▸ Task directions
Collect all lines from the records below that include the word "Enumerate".

▸ Material supplied
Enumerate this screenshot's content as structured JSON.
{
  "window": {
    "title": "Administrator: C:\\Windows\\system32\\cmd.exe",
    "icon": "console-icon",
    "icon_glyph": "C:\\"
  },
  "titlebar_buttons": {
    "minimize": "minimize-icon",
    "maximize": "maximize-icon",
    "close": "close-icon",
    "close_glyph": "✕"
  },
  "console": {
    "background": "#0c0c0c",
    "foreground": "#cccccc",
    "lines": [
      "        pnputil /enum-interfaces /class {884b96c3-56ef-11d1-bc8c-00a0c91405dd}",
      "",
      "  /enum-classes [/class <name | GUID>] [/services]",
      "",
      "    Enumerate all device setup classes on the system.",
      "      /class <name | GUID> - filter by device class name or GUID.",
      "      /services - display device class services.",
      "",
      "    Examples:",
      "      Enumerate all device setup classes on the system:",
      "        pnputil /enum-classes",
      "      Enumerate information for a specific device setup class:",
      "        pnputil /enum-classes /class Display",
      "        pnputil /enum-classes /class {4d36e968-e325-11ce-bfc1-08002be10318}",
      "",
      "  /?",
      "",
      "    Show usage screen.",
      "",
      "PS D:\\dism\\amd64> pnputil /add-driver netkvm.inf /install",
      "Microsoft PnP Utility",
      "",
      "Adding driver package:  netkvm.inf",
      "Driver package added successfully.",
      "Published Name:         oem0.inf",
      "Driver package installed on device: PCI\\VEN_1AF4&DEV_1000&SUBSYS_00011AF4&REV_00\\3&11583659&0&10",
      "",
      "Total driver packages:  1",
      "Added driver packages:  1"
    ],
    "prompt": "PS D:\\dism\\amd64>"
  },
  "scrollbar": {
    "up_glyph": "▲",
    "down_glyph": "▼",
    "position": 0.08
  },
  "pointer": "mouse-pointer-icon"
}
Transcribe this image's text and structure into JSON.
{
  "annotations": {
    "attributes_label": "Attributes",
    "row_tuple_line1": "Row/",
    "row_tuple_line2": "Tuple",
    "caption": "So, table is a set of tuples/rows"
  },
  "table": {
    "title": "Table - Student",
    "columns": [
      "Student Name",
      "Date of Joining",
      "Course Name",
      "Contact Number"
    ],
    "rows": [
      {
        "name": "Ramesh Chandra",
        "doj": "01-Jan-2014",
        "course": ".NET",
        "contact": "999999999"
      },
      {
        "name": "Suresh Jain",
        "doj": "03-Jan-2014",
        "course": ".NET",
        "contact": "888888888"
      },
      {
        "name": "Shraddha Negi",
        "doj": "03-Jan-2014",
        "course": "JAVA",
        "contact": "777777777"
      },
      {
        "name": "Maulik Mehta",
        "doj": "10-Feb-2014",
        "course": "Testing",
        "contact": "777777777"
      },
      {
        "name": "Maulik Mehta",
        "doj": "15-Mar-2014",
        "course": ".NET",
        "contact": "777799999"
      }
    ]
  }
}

▸ Task output
Enumerate this screenshot's content as structured JSON.
      "    Enumerate all device setup classes on the system.",
      "      Enumerate all device setup classes on the system:",
      "      Enumerate information for a specific device setup class:",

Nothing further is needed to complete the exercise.